Locate every line that holds the string "screenshot" and copy it.
"""
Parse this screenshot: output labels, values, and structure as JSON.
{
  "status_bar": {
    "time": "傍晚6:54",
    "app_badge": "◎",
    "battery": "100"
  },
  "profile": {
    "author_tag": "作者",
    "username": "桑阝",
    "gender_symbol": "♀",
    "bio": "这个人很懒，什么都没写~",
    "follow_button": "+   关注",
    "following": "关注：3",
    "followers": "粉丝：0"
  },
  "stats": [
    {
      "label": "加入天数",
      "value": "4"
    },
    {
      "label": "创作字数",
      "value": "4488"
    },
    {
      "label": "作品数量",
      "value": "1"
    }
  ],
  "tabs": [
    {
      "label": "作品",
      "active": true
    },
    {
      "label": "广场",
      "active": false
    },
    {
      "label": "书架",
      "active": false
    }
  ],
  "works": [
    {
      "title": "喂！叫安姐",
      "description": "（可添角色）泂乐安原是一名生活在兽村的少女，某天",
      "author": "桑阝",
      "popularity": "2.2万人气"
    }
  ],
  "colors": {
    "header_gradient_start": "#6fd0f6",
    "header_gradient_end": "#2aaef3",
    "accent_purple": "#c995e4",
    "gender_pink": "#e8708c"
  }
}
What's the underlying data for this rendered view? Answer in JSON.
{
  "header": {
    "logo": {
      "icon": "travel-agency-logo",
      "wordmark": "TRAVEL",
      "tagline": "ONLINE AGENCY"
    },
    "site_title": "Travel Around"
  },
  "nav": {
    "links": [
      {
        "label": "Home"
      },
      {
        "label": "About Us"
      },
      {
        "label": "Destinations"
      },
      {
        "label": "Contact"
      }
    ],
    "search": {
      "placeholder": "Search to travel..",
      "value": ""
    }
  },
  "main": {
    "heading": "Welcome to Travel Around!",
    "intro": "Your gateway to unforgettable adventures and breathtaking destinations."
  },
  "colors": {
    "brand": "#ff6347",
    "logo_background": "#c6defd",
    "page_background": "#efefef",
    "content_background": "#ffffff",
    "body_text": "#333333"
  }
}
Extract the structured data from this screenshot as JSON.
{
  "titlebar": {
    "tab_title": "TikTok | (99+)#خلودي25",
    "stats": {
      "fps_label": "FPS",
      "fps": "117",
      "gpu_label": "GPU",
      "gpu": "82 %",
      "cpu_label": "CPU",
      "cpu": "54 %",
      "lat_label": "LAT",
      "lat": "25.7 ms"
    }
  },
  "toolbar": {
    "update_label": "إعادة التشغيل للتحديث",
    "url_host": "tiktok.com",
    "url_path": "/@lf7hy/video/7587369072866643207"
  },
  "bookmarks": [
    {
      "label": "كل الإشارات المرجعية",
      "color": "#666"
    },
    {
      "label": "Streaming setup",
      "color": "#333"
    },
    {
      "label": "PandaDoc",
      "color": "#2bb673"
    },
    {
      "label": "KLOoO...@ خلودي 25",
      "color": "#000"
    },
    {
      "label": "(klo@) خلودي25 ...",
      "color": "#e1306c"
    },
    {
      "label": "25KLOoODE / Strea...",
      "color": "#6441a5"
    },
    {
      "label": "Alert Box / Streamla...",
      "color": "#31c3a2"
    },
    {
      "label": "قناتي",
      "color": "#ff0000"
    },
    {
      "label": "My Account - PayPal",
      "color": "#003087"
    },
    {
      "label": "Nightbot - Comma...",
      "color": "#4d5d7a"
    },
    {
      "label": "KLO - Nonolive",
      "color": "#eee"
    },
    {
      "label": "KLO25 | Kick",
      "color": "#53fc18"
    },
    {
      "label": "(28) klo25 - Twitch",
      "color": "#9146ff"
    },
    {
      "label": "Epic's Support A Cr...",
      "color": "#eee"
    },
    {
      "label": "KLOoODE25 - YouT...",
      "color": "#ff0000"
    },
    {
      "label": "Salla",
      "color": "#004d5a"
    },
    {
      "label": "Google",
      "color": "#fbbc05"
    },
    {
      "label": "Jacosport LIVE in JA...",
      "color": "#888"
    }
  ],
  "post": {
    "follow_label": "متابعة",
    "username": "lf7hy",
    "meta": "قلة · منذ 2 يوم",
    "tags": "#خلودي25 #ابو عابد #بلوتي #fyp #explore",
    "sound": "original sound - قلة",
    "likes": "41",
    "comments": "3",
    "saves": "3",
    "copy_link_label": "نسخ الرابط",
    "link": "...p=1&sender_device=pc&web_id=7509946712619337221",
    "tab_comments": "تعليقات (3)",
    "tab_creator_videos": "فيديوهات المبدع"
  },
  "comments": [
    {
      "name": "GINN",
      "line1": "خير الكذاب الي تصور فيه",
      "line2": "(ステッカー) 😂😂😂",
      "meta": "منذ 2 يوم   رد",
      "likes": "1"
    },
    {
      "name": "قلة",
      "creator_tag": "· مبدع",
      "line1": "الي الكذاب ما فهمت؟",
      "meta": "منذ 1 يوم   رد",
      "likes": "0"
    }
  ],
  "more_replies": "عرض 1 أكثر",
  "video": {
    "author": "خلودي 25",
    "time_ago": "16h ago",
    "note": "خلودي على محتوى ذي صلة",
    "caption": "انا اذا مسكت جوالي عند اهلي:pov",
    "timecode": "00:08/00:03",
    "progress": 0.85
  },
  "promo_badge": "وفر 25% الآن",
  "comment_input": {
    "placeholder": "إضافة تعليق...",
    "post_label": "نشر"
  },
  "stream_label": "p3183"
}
"""
Response to the task ::
Parse this screenshot: output labels, values, and structure as JSON.
Extract the structured data from this screenshot as JSON.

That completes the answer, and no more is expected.